> **Records**:
## START
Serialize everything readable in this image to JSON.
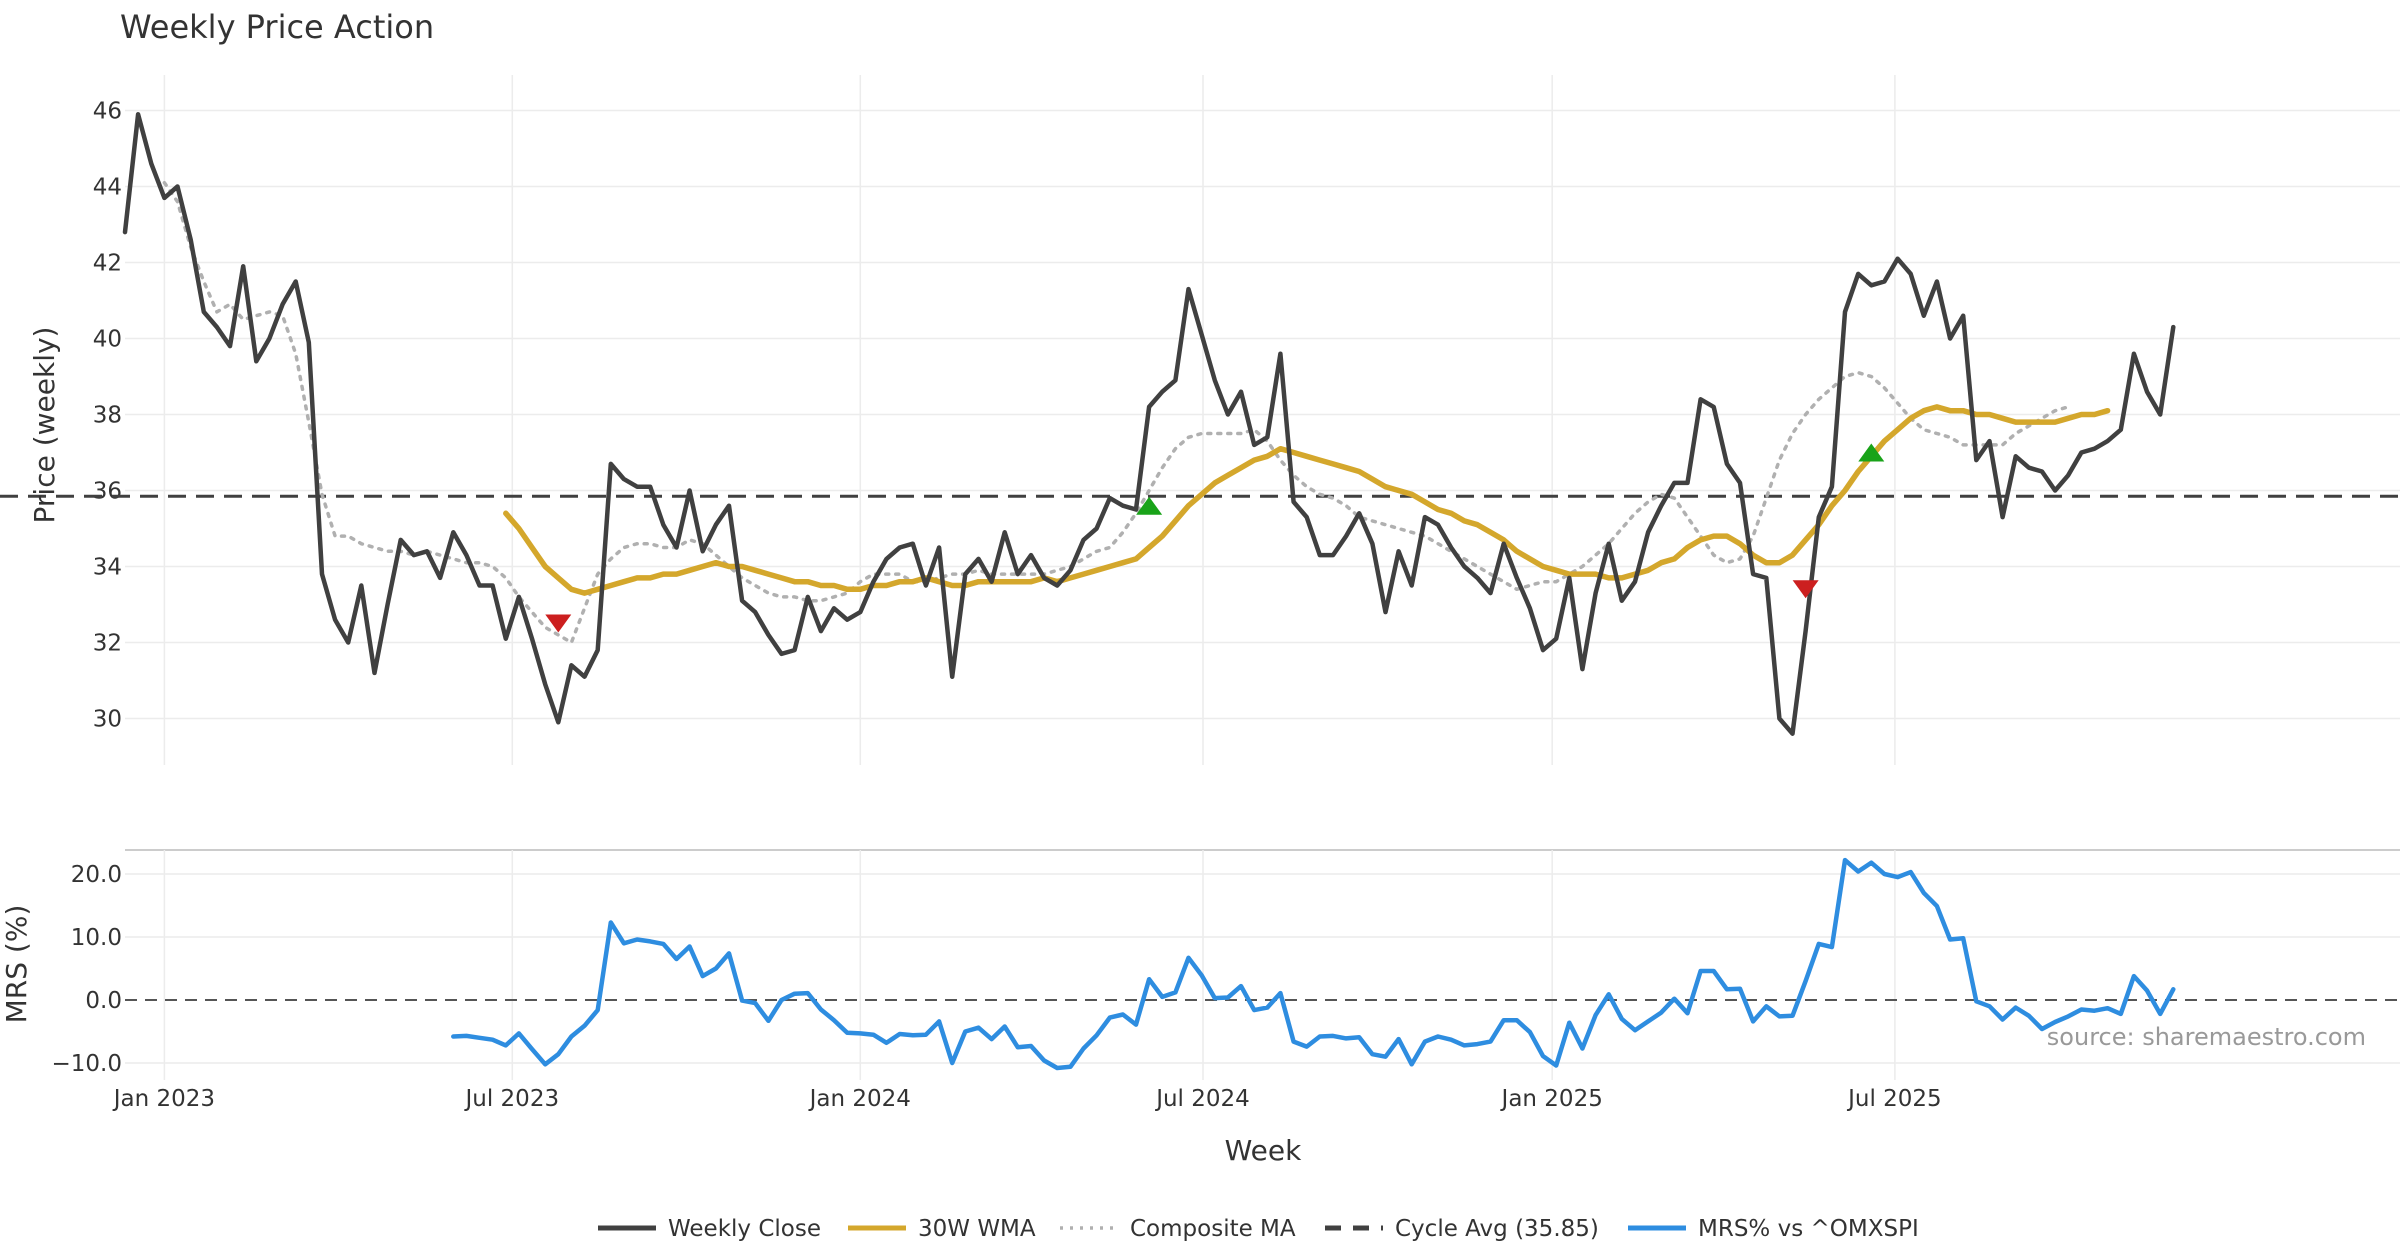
{
  "chart_data": {
    "type": "line",
    "title": "Weekly Price Action",
    "xlabel": "Week",
    "source": "source: sharemaestro.com",
    "x_ticks": [
      "Jan 2023",
      "Jul 2023",
      "Jan 2024",
      "Jul 2024",
      "Jan 2025",
      "Jul 2025"
    ],
    "price_panel": {
      "ylabel": "Price (weekly)",
      "ylim": [
        28.8,
        47.2
      ],
      "y_ticks": [
        "30",
        "32",
        "34",
        "36",
        "38",
        "40",
        "42",
        "44",
        "46"
      ],
      "cycle_avg": 35.85,
      "series": [
        {
          "name": "Weekly Close",
          "color": "#404040",
          "style": "solid",
          "start_week": 0,
          "values": [
            42.8,
            45.9,
            44.6,
            43.7,
            44.0,
            42.6,
            40.7,
            40.3,
            39.8,
            41.9,
            39.4,
            40.0,
            40.9,
            41.5,
            39.9,
            33.8,
            32.6,
            32.0,
            33.5,
            31.2,
            33.0,
            34.7,
            34.3,
            34.4,
            33.7,
            34.9,
            34.3,
            33.5,
            33.5,
            32.1,
            33.2,
            32.1,
            30.9,
            29.9,
            31.4,
            31.1,
            31.8,
            36.7,
            36.3,
            36.1,
            36.1,
            35.1,
            34.5,
            36.0,
            34.4,
            35.1,
            35.6,
            33.1,
            32.8,
            32.2,
            31.7,
            31.8,
            33.2,
            32.3,
            32.9,
            32.6,
            32.8,
            33.6,
            34.2,
            34.5,
            34.6,
            33.5,
            34.5,
            31.1,
            33.8,
            34.2,
            33.6,
            34.9,
            33.8,
            34.3,
            33.7,
            33.5,
            33.9,
            34.7,
            35.0,
            35.8,
            35.6,
            35.5,
            38.2,
            38.6,
            38.9,
            41.3,
            40.1,
            38.9,
            38.0,
            38.6,
            37.2,
            37.4,
            39.6,
            35.7,
            35.3,
            34.3,
            34.3,
            34.8,
            35.4,
            34.6,
            32.8,
            34.4,
            33.5,
            35.3,
            35.1,
            34.5,
            34.0,
            33.7,
            33.3,
            34.6,
            33.7,
            32.9,
            31.8,
            32.1,
            33.7,
            31.3,
            33.3,
            34.6,
            33.1,
            33.6,
            34.9,
            35.6,
            36.2,
            36.2,
            38.4,
            38.2,
            36.7,
            36.2,
            33.8,
            33.7,
            30.0,
            29.6,
            32.3,
            35.3,
            36.1,
            40.7,
            41.7,
            41.4,
            41.5,
            42.1,
            41.7,
            40.6,
            41.5,
            40.0,
            40.6,
            36.8,
            37.3,
            35.3,
            36.9,
            36.6,
            36.5,
            36.0,
            36.4,
            37.0,
            37.1,
            37.3,
            37.6,
            39.6,
            38.6,
            38.0,
            40.3
          ]
        },
        {
          "name": "30W WMA",
          "color": "#d4a72c",
          "style": "solid",
          "start_week": 29,
          "values": [
            35.4,
            35.0,
            34.5,
            34.0,
            33.7,
            33.4,
            33.3,
            33.4,
            33.5,
            33.6,
            33.7,
            33.7,
            33.8,
            33.8,
            33.9,
            34.0,
            34.1,
            34.0,
            34.0,
            33.9,
            33.8,
            33.7,
            33.6,
            33.6,
            33.5,
            33.5,
            33.4,
            33.4,
            33.5,
            33.5,
            33.6,
            33.6,
            33.7,
            33.6,
            33.5,
            33.5,
            33.6,
            33.6,
            33.6,
            33.6,
            33.6,
            33.7,
            33.6,
            33.7,
            33.8,
            33.9,
            34.0,
            34.1,
            34.2,
            34.5,
            34.8,
            35.2,
            35.6,
            35.9,
            36.2,
            36.4,
            36.6,
            36.8,
            36.9,
            37.1,
            37.0,
            36.9,
            36.8,
            36.7,
            36.6,
            36.5,
            36.3,
            36.1,
            36.0,
            35.9,
            35.7,
            35.5,
            35.4,
            35.2,
            35.1,
            34.9,
            34.7,
            34.4,
            34.2,
            34.0,
            33.9,
            33.8,
            33.8,
            33.8,
            33.7,
            33.7,
            33.8,
            33.9,
            34.1,
            34.2,
            34.5,
            34.7,
            34.8,
            34.8,
            34.6,
            34.3,
            34.1,
            34.1,
            34.3,
            34.7,
            35.1,
            35.6,
            36.0,
            36.5,
            36.9,
            37.3,
            37.6,
            37.9,
            38.1,
            38.2,
            38.1,
            38.1,
            38.0,
            38.0,
            37.9,
            37.8,
            37.8,
            37.8,
            37.8,
            37.9,
            38.0,
            38.0,
            38.1
          ]
        },
        {
          "name": "Composite MA",
          "color": "#b0b0b0",
          "style": "dotted",
          "start_week": 3,
          "values": [
            44.1,
            43.6,
            42.4,
            41.5,
            40.7,
            40.9,
            40.5,
            40.6,
            40.7,
            40.6,
            39.6,
            37.8,
            35.9,
            34.8,
            34.8,
            34.6,
            34.5,
            34.4,
            34.4,
            34.3,
            34.4,
            34.3,
            34.2,
            34.1,
            34.1,
            34.0,
            33.7,
            33.2,
            32.8,
            32.4,
            32.2,
            32.0,
            32.9,
            33.8,
            34.2,
            34.5,
            34.6,
            34.6,
            34.5,
            34.5,
            34.7,
            34.6,
            34.3,
            34.0,
            33.7,
            33.5,
            33.3,
            33.2,
            33.2,
            33.1,
            33.1,
            33.2,
            33.3,
            33.6,
            33.8,
            33.8,
            33.8,
            33.6,
            33.6,
            33.7,
            33.8,
            33.8,
            33.9,
            33.8,
            33.8,
            33.8,
            33.8,
            33.8,
            33.9,
            34.0,
            34.2,
            34.4,
            34.5,
            34.9,
            35.4,
            36.0,
            36.6,
            37.1,
            37.4,
            37.5,
            37.5,
            37.5,
            37.5,
            37.6,
            37.3,
            36.8,
            36.4,
            36.1,
            35.9,
            35.8,
            35.6,
            35.3,
            35.2,
            35.1,
            35.0,
            34.9,
            34.8,
            34.6,
            34.4,
            34.2,
            34.0,
            33.8,
            33.6,
            33.4,
            33.5,
            33.6,
            33.6,
            33.8,
            34.0,
            34.3,
            34.6,
            35.0,
            35.4,
            35.7,
            35.9,
            35.8,
            35.3,
            34.8,
            34.3,
            34.1,
            34.2,
            34.8,
            35.8,
            36.8,
            37.5,
            38.0,
            38.4,
            38.7,
            39.0,
            39.1,
            39.0,
            38.7,
            38.3,
            37.9,
            37.6,
            37.5,
            37.4,
            37.2,
            37.2,
            37.2,
            37.2,
            37.5,
            37.7,
            37.9,
            38.1,
            38.2
          ]
        }
      ],
      "signals": [
        {
          "type": "sell",
          "week": 33,
          "value": 32.5,
          "color": "#cc1f1f"
        },
        {
          "type": "buy",
          "week": 78,
          "value": 35.6,
          "color": "#19a319"
        },
        {
          "type": "sell",
          "week": 128,
          "value": 33.4,
          "color": "#cc1f1f"
        },
        {
          "type": "buy",
          "week": 133,
          "value": 37.0,
          "color": "#19a319"
        }
      ]
    },
    "mrs_panel": {
      "ylabel": "MRS (%)",
      "ylim": [
        -12.5,
        24.0
      ],
      "y_ticks": [
        "20.0",
        "10.0",
        "0.0",
        "−10.0"
      ],
      "series": [
        {
          "name": "MRS% vs ^OMXSPI",
          "color": "#2e8de0",
          "style": "solid",
          "start_week": 25,
          "values": [
            -5.8,
            -5.7,
            -6.0,
            -6.3,
            -7.2,
            -5.3,
            -7.8,
            -10.2,
            -8.6,
            -5.8,
            -4.1,
            -1.6,
            12.3,
            9.0,
            9.6,
            9.3,
            8.9,
            6.5,
            8.5,
            3.8,
            5.0,
            7.4,
            -0.1,
            -0.5,
            -3.3,
            0.0,
            1.0,
            1.1,
            -1.5,
            -3.2,
            -5.2,
            -5.3,
            -5.5,
            -6.8,
            -5.4,
            -5.6,
            -5.5,
            -3.4,
            -10.0,
            -5.0,
            -4.4,
            -6.2,
            -4.2,
            -7.5,
            -7.3,
            -9.6,
            -10.8,
            -10.6,
            -7.7,
            -5.6,
            -2.8,
            -2.3,
            -3.9,
            3.3,
            0.5,
            1.2,
            6.7,
            3.9,
            0.3,
            0.4,
            2.2,
            -1.6,
            -1.2,
            1.1,
            -6.6,
            -7.4,
            -5.8,
            -5.7,
            -6.1,
            -5.9,
            -8.6,
            -9.0,
            -6.2,
            -10.2,
            -6.6,
            -5.8,
            -6.3,
            -7.2,
            -7.0,
            -6.6,
            -3.2,
            -3.2,
            -5.1,
            -8.9,
            -10.4,
            -3.6,
            -7.7,
            -2.4,
            0.9,
            -3.0,
            -4.8,
            -3.4,
            -2.0,
            0.2,
            -2.1,
            4.6,
            4.6,
            1.7,
            1.8,
            -3.4,
            -1.0,
            -2.6,
            -2.5,
            3.0,
            8.9,
            8.4,
            22.2,
            20.4,
            21.8,
            20.0,
            19.5,
            20.3,
            17.0,
            14.9,
            9.6,
            9.8,
            -0.2,
            -1.0,
            -3.1,
            -1.2,
            -2.5,
            -4.6,
            -3.5,
            -2.6,
            -1.5,
            -1.7,
            -1.3,
            -2.2,
            3.8,
            1.5,
            -2.2,
            1.7
          ]
        }
      ]
    },
    "legend": [
      {
        "label": "Weekly Close",
        "color": "#404040",
        "style": "solid"
      },
      {
        "label": "30W WMA",
        "color": "#d4a72c",
        "style": "solid"
      },
      {
        "label": "Composite MA",
        "color": "#b0b0b0",
        "style": "dotted"
      },
      {
        "label": "Cycle Avg (35.85)",
        "color": "#404040",
        "style": "dashed"
      },
      {
        "label": "MRS% vs ^OMXSPI",
        "color": "#2e8de0",
        "style": "solid"
      }
    ]
  }
}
## END
> **To do**: From the data above, copy each line where the string "Close" appears.

> **Reply to the exercise**:
          "name": "Weekly Close",
        "label": "Weekly Close",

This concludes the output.